Gather, from the data below, each line in which the word "type" occurs.

***** DATASET EXCERPTS

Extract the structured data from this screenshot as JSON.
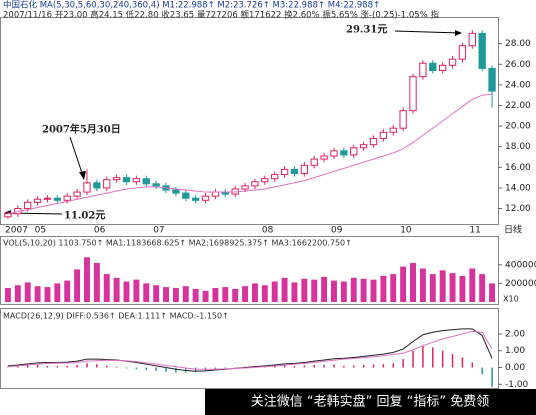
{
  "chart_data": [
    {
      "type": "candlestick",
      "title": "中国石化 MA(5,30,5,60,30,240,360,4) M1:22.988↑ M2:23.726↑ M3:22.988↑ M4:22.988↑",
      "subtitle": "2007/11/16 开23.00 高24.15 低22.80 收23.65 量727206 额171622 换2.60% 振5.65% 涨-(0.25)-1.05% 指",
      "period_label": "日线",
      "annotations": [
        "29.31元",
        "2007年5月30日",
        "11.02元"
      ],
      "categories": [
        "2007",
        null,
        null,
        "05",
        null,
        null,
        null,
        null,
        null,
        "06",
        null,
        null,
        null,
        null,
        null,
        "07",
        null,
        null,
        null,
        null,
        null,
        null,
        null,
        null,
        null,
        null,
        "08",
        null,
        null,
        null,
        null,
        null,
        null,
        "09",
        null,
        null,
        null,
        null,
        null,
        null,
        "10",
        null,
        null,
        null,
        null,
        null,
        null,
        "11",
        null,
        null
      ],
      "open": [
        11.2,
        11.5,
        12.0,
        12.6,
        12.9,
        13.0,
        12.8,
        13.2,
        13.6,
        14.5,
        14.0,
        14.8,
        15.0,
        14.6,
        14.9,
        14.4,
        14.2,
        13.8,
        13.5,
        13.0,
        12.8,
        13.2,
        13.6,
        13.4,
        13.9,
        14.2,
        14.6,
        14.9,
        15.3,
        15.8,
        15.4,
        16.2,
        16.8,
        17.1,
        17.6,
        17.2,
        17.9,
        18.2,
        18.8,
        19.4,
        19.8,
        21.5,
        24.8,
        26.1,
        25.4,
        25.9,
        26.5,
        27.8,
        29.0,
        25.6
      ],
      "close": [
        11.5,
        12.0,
        12.6,
        12.9,
        13.0,
        12.8,
        13.2,
        13.6,
        14.5,
        14.0,
        14.8,
        15.0,
        14.6,
        14.9,
        14.4,
        14.2,
        13.8,
        13.5,
        13.0,
        12.8,
        13.2,
        13.6,
        13.4,
        13.9,
        14.2,
        14.6,
        14.9,
        15.3,
        15.8,
        15.4,
        16.2,
        16.8,
        17.1,
        17.6,
        17.2,
        17.9,
        18.2,
        18.8,
        19.4,
        19.8,
        21.5,
        24.8,
        26.1,
        25.4,
        25.9,
        26.5,
        27.8,
        29.0,
        25.6,
        23.4
      ],
      "high": [
        11.8,
        12.3,
        12.9,
        13.2,
        13.3,
        13.3,
        13.5,
        13.9,
        15.8,
        14.8,
        15.1,
        15.3,
        15.3,
        15.2,
        15.2,
        14.7,
        14.5,
        14.1,
        13.8,
        13.3,
        13.5,
        13.9,
        13.9,
        14.2,
        14.5,
        14.9,
        15.2,
        15.6,
        16.1,
        16.1,
        16.5,
        17.1,
        17.4,
        17.9,
        17.9,
        18.2,
        18.5,
        19.1,
        19.7,
        20.1,
        21.8,
        25.1,
        26.4,
        26.4,
        26.2,
        26.8,
        28.1,
        29.31,
        29.3,
        25.9
      ],
      "low": [
        11.02,
        11.2,
        11.7,
        12.3,
        12.6,
        12.5,
        12.5,
        12.9,
        13.3,
        13.7,
        13.7,
        14.5,
        14.3,
        14.3,
        14.1,
        13.9,
        13.5,
        13.2,
        12.7,
        12.5,
        12.5,
        12.9,
        13.1,
        13.1,
        13.6,
        13.9,
        14.3,
        14.6,
        15.0,
        15.1,
        15.1,
        15.9,
        16.5,
        16.8,
        16.9,
        16.9,
        17.6,
        17.9,
        18.5,
        19.1,
        19.5,
        21.2,
        24.5,
        25.1,
        25.1,
        25.6,
        26.2,
        27.5,
        25.3,
        21.8
      ],
      "up_color": "#e0245e",
      "down_color": "#1f9a9a",
      "series": [
        {
          "color": "#e26fc4",
          "values": [
            11.5,
            11.7,
            11.9,
            12.1,
            12.3,
            12.5,
            12.7,
            12.9,
            13.1,
            13.3,
            13.5,
            13.7,
            13.9,
            14.0,
            14.1,
            14.1,
            14.0,
            13.9,
            13.8,
            13.7,
            13.6,
            13.6,
            13.6,
            13.6,
            13.7,
            13.8,
            13.9,
            14.1,
            14.3,
            14.5,
            14.7,
            15.0,
            15.3,
            15.6,
            15.9,
            16.2,
            16.5,
            16.8,
            17.1,
            17.4,
            17.8,
            18.4,
            19.1,
            19.8,
            20.5,
            21.2,
            21.9,
            22.6,
            23.0,
            23.1
          ]
        }
      ],
      "ylim": [
        10.5,
        30.3
      ],
      "yticks": [
        {
          "value": 12,
          "label": "12.00"
        },
        {
          "value": 14,
          "label": "14.00"
        },
        {
          "value": 16,
          "label": "16.00"
        },
        {
          "value": 18,
          "label": "18.00"
        },
        {
          "value": 20,
          "label": "20.00"
        },
        {
          "value": 22,
          "label": "22.00"
        },
        {
          "value": 24,
          "label": "24.00"
        },
        {
          "value": 26,
          "label": "26.00"
        },
        {
          "value": 28,
          "label": "28.00"
        }
      ]
    },
    {
      "type": "bar",
      "title": "VOL(5,10,20) 1103.750↑ MA1:1183668.625↑ MA2:1698925.375↑ MA3:1662200.750↑",
      "unit_label": "X10",
      "color": "#d6339c",
      "values": [
        150000,
        180000,
        210000,
        170000,
        160000,
        200000,
        230000,
        350000,
        480000,
        420000,
        300000,
        260000,
        220000,
        240000,
        200000,
        180000,
        160000,
        150000,
        170000,
        140000,
        120000,
        150000,
        160000,
        140000,
        170000,
        200000,
        180000,
        220000,
        260000,
        210000,
        250000,
        240000,
        270000,
        230000,
        220000,
        260000,
        250000,
        240000,
        280000,
        300000,
        380000,
        420000,
        360000,
        300000,
        340000,
        310000,
        280000,
        360000,
        300000,
        200000
      ],
      "ylim": [
        0,
        580000
      ],
      "yticks": [
        200000,
        400000
      ]
    },
    {
      "type": "macd",
      "title": "MACD(26,12,9) DIFF:0.536↑ DEA:1.111↑ MACD:-1.150↑",
      "up_color": "#e0245e",
      "down_color": "#1f9a9a",
      "values": [
        0.05,
        0.08,
        0.12,
        0.15,
        0.1,
        0.08,
        0.1,
        0.15,
        0.25,
        0.2,
        0.1,
        0.05,
        -0.05,
        -0.1,
        -0.15,
        -0.2,
        -0.25,
        -0.3,
        -0.3,
        -0.25,
        -0.2,
        -0.1,
        -0.05,
        0.02,
        0.05,
        0.08,
        0.1,
        0.12,
        0.15,
        0.1,
        0.12,
        0.15,
        0.15,
        0.18,
        0.1,
        0.12,
        0.15,
        0.18,
        0.2,
        0.25,
        0.5,
        1.0,
        1.3,
        1.2,
        1.0,
        0.8,
        0.6,
        0.3,
        -0.4,
        -1.15
      ],
      "series": [
        {
          "color": "#222222",
          "values": [
            0.1,
            0.15,
            0.22,
            0.28,
            0.3,
            0.3,
            0.32,
            0.38,
            0.5,
            0.5,
            0.48,
            0.45,
            0.38,
            0.3,
            0.2,
            0.1,
            0.0,
            -0.1,
            -0.18,
            -0.22,
            -0.2,
            -0.15,
            -0.1,
            -0.05,
            0.0,
            0.05,
            0.1,
            0.15,
            0.22,
            0.25,
            0.3,
            0.38,
            0.45,
            0.52,
            0.55,
            0.6,
            0.66,
            0.73,
            0.8,
            0.9,
            1.1,
            1.55,
            1.95,
            2.1,
            2.2,
            2.25,
            2.3,
            2.3,
            1.9,
            0.54
          ]
        },
        {
          "color": "#e26fc4",
          "values": [
            0.05,
            0.1,
            0.15,
            0.2,
            0.25,
            0.26,
            0.27,
            0.3,
            0.38,
            0.4,
            0.43,
            0.42,
            0.4,
            0.35,
            0.28,
            0.2,
            0.12,
            0.05,
            -0.03,
            -0.1,
            -0.1,
            -0.1,
            -0.08,
            -0.06,
            -0.03,
            0.01,
            0.05,
            0.09,
            0.14,
            0.2,
            0.24,
            0.3,
            0.37,
            0.43,
            0.5,
            0.54,
            0.59,
            0.64,
            0.7,
            0.78,
            0.85,
            1.05,
            1.3,
            1.5,
            1.7,
            1.85,
            2.0,
            2.15,
            2.1,
            1.11
          ]
        }
      ],
      "ylim": [
        -1.22,
        2.83
      ],
      "yticks": [
        {
          "value": -1,
          "label": "-1.00"
        },
        {
          "value": 0,
          "label": "0.00"
        },
        {
          "value": 1,
          "label": "1.00"
        },
        {
          "value": 2,
          "label": "2.00"
        }
      ]
    }
  ],
  "footer": "关注微信 “老韩实盘” 回复 “指标” 免费领"
}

**********

### RESULT
      "type": "candlestick",
      "type": "bar",
      "type": "macd",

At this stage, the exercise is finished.